What the task asks
Look for the string "spectrogram" in every line, and copy each line that has it.

Listing
-*-

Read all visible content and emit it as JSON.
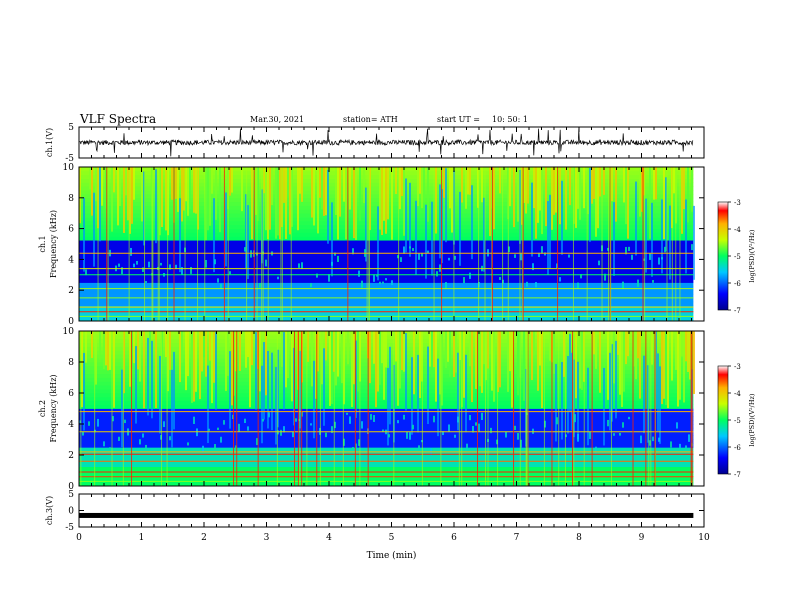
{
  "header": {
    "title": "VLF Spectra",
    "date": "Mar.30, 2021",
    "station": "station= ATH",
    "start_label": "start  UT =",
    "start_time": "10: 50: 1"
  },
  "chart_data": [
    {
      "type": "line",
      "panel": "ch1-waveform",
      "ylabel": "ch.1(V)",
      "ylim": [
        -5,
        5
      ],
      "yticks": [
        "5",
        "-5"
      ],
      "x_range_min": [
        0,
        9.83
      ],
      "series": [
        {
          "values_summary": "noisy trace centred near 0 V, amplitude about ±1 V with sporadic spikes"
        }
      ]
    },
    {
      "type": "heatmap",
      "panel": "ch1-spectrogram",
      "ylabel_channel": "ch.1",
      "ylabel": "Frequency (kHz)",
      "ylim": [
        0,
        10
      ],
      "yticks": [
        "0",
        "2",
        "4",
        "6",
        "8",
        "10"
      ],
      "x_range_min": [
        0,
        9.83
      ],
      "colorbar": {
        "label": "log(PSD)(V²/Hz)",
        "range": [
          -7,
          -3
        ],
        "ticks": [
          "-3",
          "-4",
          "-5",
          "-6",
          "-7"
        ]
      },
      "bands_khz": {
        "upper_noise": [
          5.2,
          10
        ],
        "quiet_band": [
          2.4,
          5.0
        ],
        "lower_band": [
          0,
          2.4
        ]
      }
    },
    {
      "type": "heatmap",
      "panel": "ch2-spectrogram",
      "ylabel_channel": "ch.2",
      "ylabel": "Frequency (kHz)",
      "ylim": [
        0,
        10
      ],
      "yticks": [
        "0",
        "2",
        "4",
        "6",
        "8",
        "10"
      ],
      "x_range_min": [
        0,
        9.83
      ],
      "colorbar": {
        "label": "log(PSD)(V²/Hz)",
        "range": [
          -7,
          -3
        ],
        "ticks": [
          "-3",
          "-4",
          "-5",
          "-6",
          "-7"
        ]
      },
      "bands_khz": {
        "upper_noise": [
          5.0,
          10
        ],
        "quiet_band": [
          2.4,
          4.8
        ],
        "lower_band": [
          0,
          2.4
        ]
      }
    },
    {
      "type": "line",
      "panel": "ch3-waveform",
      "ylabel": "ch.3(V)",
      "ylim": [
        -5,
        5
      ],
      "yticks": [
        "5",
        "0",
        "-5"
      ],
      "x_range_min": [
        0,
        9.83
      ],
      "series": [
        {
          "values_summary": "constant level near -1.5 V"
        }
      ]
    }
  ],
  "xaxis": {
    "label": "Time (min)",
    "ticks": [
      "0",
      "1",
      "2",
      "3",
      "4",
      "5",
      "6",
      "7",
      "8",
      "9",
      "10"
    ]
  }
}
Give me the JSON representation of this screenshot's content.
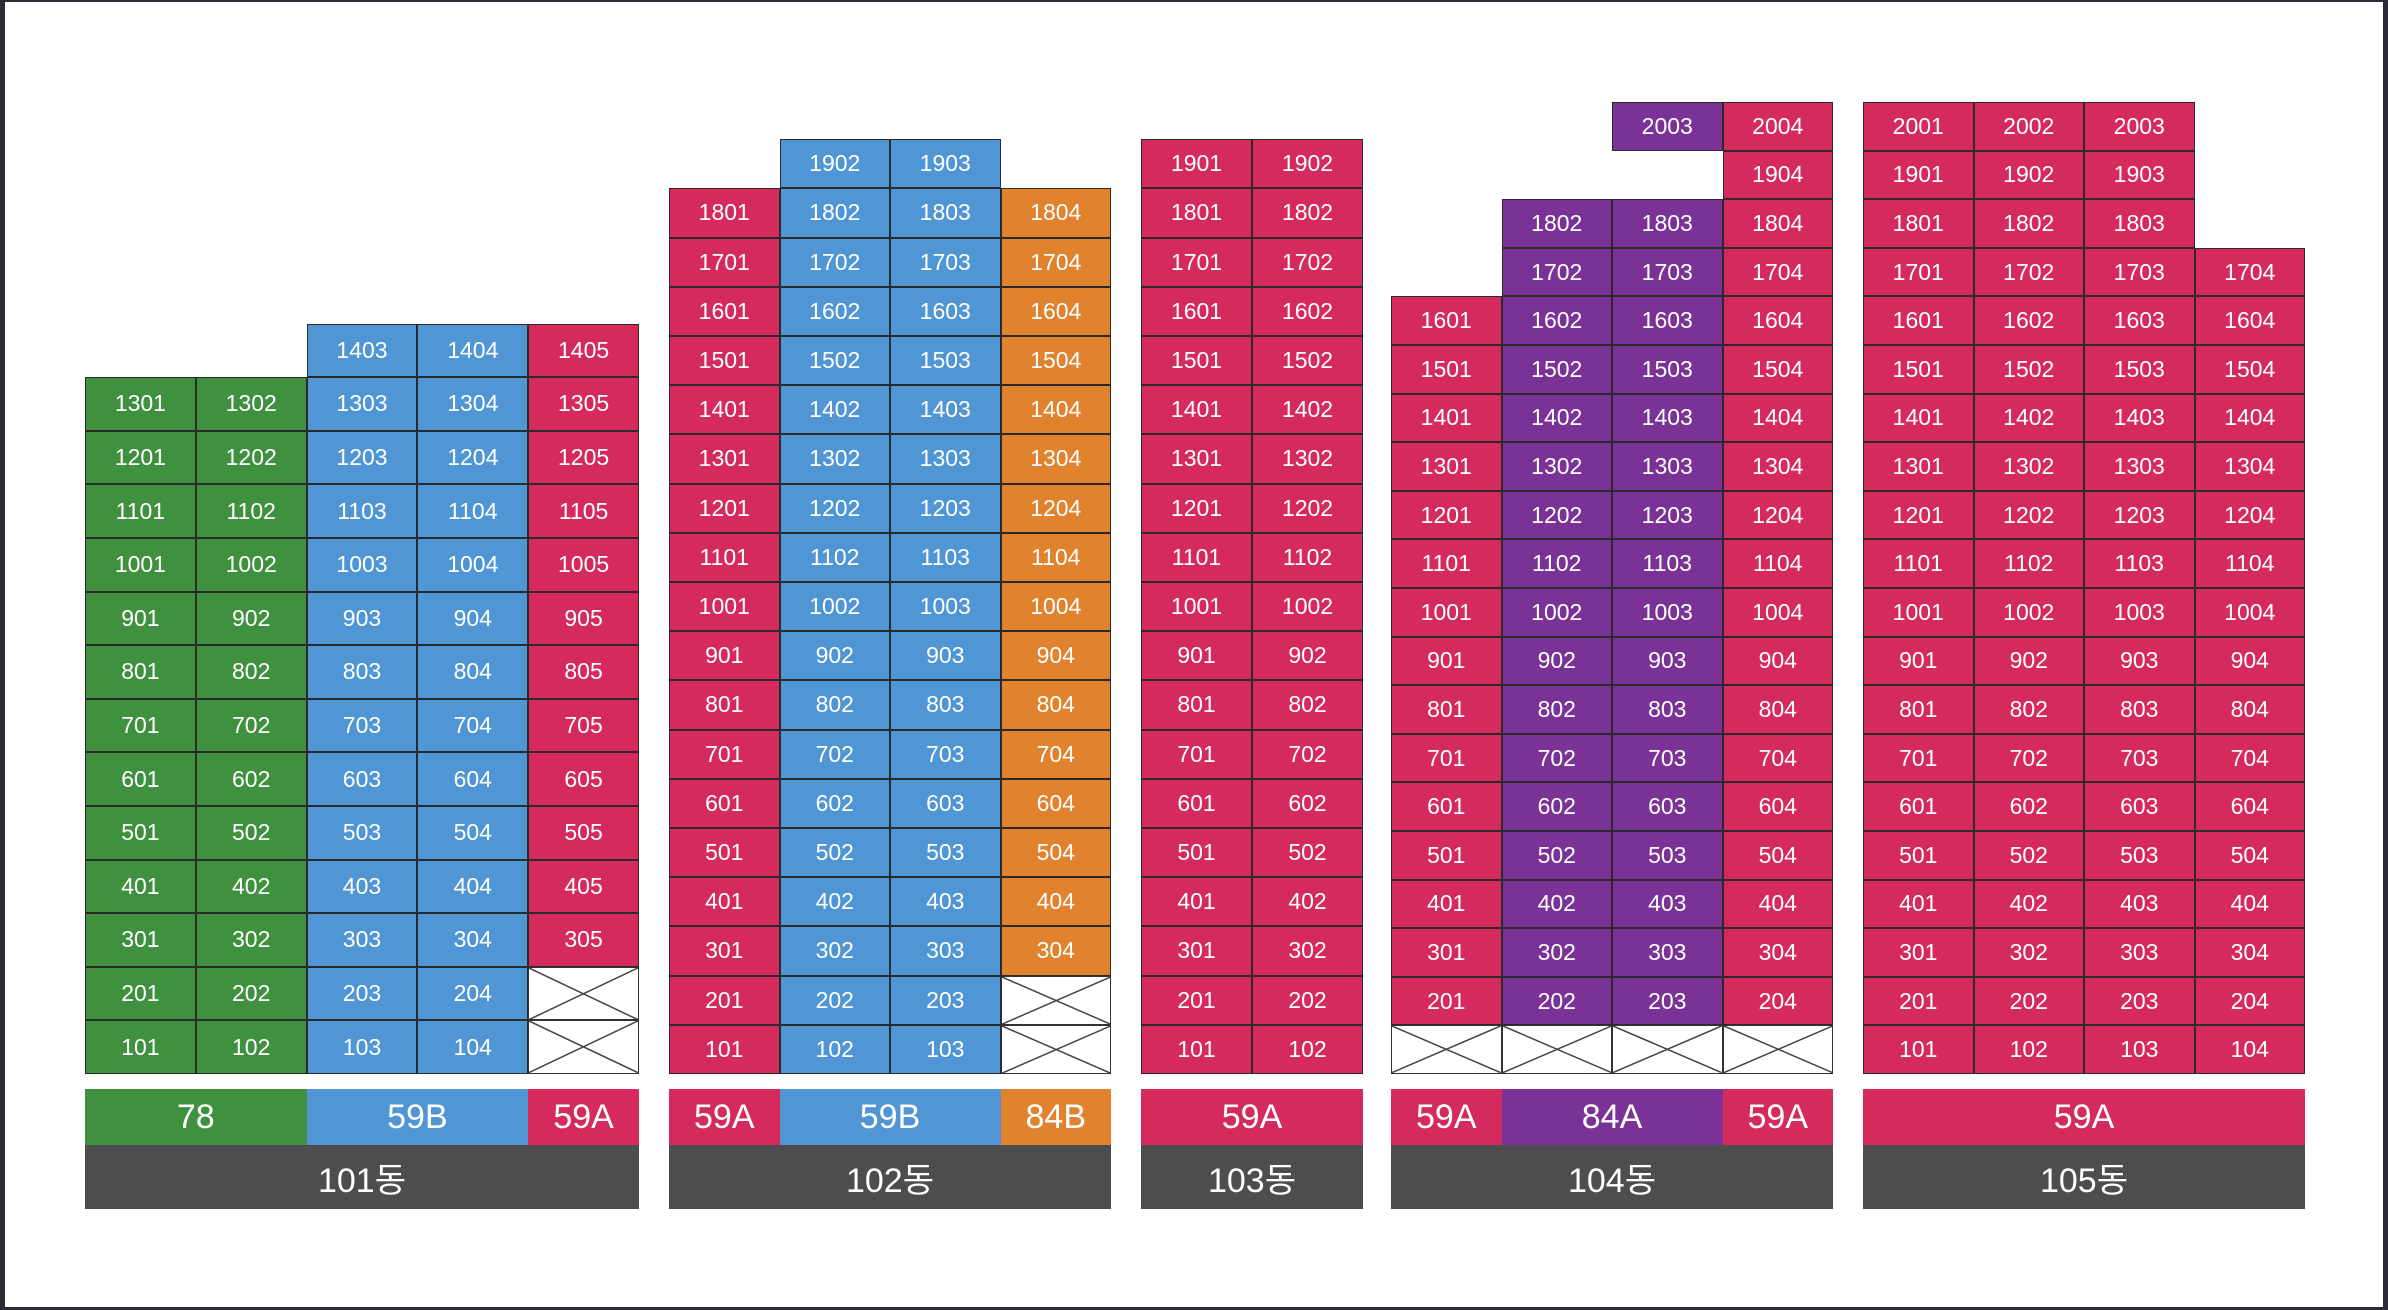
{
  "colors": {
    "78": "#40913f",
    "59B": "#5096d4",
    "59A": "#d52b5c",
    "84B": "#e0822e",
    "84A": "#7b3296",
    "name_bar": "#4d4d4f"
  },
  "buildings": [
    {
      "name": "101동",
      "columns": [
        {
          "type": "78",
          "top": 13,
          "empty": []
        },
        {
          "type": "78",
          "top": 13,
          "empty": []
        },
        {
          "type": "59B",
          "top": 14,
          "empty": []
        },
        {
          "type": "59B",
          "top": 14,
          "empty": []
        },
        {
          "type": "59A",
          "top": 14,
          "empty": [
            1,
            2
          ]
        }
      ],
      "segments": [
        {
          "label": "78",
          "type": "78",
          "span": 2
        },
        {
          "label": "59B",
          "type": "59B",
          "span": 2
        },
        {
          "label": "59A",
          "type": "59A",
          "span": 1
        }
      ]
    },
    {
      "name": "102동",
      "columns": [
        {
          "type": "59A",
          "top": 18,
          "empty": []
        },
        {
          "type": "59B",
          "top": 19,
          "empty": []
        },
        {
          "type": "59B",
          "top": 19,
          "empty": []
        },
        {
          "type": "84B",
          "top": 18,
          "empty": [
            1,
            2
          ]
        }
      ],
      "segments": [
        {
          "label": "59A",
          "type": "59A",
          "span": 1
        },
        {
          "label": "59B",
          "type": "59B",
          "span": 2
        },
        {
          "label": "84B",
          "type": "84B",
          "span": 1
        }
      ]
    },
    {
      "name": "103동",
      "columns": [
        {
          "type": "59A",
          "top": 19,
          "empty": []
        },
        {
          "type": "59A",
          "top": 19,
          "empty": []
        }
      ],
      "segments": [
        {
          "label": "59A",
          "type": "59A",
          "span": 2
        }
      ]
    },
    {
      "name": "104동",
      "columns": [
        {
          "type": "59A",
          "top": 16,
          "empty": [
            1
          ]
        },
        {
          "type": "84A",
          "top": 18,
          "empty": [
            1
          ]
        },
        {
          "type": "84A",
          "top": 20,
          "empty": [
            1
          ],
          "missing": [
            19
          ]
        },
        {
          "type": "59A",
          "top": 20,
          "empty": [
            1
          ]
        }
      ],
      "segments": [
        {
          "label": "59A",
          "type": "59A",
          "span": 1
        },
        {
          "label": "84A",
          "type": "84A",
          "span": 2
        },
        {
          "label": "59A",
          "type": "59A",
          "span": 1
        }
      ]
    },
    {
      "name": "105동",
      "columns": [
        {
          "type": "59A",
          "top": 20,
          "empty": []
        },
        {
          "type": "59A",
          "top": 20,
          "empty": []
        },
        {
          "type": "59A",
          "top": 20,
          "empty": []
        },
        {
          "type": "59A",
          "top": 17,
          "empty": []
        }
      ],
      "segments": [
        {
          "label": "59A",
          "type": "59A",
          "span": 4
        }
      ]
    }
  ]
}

-*-

Exercise answer
      "panel": "ch1-spectrogram",
      "panel": "ch2-spectrogram",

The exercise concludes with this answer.